*Exercise directions:* Lines holding the string "operacyjne" are the ones to copy; find them all in the data.

*Entries supplied:*
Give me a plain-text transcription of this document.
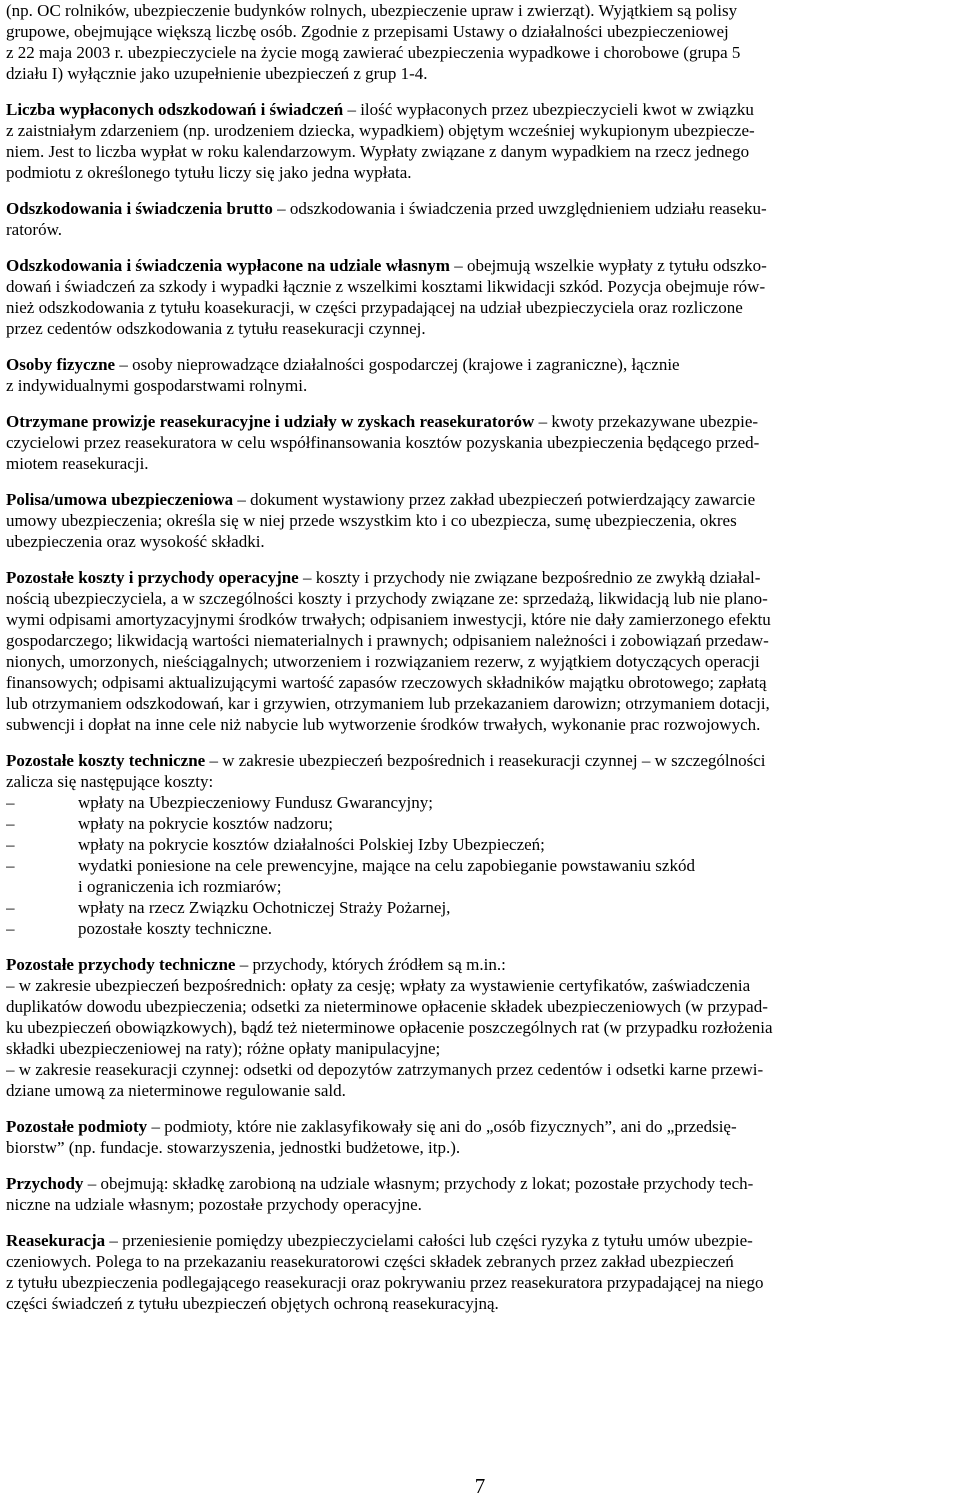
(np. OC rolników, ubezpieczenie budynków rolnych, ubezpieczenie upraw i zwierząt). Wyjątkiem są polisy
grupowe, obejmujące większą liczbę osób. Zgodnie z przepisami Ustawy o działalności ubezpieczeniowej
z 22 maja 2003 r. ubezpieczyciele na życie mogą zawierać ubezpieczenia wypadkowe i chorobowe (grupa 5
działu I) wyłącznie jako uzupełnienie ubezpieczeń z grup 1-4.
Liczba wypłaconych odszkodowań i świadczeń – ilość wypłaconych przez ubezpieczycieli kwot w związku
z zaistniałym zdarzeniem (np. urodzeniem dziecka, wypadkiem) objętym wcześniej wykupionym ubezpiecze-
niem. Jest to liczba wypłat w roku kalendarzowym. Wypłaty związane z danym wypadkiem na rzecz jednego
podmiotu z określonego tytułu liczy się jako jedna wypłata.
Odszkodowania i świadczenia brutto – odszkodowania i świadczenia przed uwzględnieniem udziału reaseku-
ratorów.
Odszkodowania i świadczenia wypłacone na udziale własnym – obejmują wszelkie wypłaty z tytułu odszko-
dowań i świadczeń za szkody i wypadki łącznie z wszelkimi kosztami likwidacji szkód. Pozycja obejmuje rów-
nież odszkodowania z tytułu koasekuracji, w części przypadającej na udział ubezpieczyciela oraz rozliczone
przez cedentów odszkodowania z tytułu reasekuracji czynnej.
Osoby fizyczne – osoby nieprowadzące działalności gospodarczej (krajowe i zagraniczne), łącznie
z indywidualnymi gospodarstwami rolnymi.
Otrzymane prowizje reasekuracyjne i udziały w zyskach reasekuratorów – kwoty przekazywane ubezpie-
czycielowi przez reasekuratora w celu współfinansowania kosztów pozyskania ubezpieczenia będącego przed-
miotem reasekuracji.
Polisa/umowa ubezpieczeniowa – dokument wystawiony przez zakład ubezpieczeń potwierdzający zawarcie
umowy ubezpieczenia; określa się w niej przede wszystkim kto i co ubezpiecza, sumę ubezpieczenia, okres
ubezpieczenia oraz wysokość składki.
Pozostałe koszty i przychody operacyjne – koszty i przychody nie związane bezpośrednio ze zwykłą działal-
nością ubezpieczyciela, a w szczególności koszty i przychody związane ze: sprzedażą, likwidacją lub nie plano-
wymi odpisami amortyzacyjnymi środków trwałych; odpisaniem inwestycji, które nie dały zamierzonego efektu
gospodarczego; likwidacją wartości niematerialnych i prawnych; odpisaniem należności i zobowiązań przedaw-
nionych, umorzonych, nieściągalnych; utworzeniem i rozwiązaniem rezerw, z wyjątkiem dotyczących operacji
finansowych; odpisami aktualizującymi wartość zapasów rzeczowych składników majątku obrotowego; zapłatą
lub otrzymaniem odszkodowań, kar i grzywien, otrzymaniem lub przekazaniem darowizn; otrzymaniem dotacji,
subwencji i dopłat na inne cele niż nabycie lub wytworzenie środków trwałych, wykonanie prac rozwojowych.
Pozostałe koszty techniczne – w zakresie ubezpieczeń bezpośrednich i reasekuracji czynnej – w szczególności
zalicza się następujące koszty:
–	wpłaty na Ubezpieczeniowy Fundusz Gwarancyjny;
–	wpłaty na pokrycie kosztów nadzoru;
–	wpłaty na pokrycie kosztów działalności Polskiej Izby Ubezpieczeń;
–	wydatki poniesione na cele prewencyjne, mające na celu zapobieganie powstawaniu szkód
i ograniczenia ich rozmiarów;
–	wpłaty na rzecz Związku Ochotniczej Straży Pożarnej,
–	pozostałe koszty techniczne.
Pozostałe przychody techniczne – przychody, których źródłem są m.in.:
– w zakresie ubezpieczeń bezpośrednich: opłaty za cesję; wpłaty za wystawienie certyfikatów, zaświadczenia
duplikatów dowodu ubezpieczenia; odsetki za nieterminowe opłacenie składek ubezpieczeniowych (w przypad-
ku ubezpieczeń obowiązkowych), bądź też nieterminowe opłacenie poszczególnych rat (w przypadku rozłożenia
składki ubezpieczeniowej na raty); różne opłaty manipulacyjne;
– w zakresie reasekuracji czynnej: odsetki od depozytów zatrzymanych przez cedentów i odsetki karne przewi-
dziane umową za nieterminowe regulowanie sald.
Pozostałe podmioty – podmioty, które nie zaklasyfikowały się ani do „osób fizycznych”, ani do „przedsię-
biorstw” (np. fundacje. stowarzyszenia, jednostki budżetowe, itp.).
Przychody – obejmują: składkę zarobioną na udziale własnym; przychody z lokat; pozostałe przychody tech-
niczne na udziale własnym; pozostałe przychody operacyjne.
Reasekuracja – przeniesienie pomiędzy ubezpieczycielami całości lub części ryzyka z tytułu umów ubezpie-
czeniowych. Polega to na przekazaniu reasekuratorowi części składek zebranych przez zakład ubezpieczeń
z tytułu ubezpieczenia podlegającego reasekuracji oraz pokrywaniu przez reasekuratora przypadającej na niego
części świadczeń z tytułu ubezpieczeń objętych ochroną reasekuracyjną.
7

--

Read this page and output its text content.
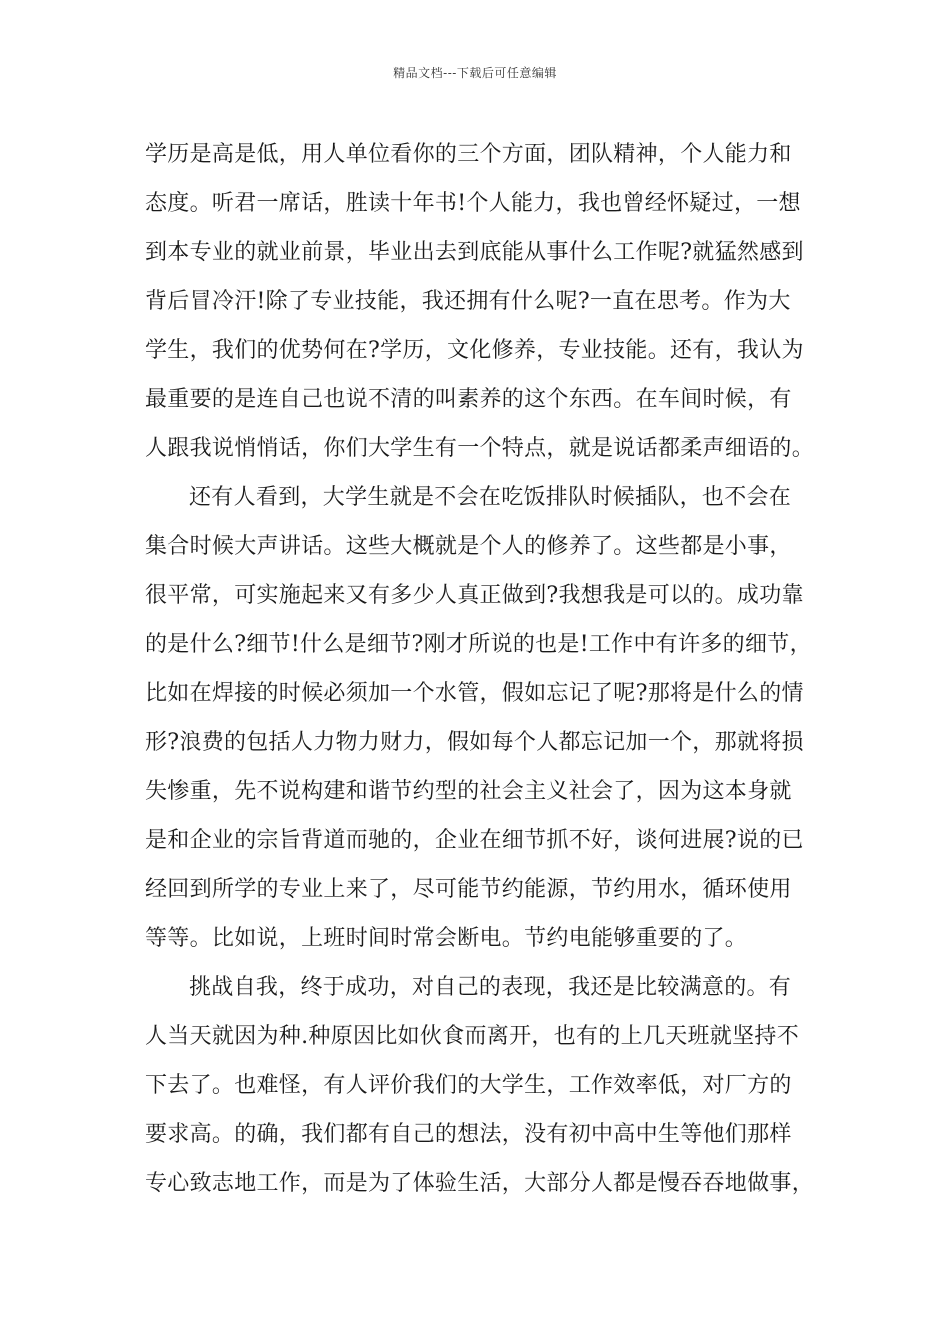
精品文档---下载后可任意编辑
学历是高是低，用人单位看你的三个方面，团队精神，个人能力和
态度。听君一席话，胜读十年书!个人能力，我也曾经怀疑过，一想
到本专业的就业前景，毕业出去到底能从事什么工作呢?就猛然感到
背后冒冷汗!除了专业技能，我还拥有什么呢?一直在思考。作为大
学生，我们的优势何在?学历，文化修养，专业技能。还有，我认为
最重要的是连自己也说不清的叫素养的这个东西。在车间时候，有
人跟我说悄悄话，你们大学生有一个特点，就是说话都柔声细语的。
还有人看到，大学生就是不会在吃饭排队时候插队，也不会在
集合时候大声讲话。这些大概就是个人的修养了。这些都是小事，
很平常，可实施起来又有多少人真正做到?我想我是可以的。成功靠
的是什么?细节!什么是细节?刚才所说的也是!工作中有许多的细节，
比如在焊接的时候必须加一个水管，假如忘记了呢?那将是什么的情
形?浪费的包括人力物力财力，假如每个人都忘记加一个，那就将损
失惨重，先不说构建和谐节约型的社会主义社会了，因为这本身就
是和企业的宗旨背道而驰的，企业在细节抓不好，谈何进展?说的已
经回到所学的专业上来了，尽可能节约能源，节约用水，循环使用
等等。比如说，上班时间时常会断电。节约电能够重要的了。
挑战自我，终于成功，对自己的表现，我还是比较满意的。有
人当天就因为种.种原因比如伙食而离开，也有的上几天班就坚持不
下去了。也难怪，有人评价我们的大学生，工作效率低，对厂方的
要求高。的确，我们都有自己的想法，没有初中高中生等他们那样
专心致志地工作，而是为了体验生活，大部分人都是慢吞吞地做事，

*Full response:*
Pozostałe koszty i przychody operacyjne – koszty i przychody nie związane bezpośrednio ze zwykłą działal-
niczne na udziale własnym; pozostałe przychody operacyjne.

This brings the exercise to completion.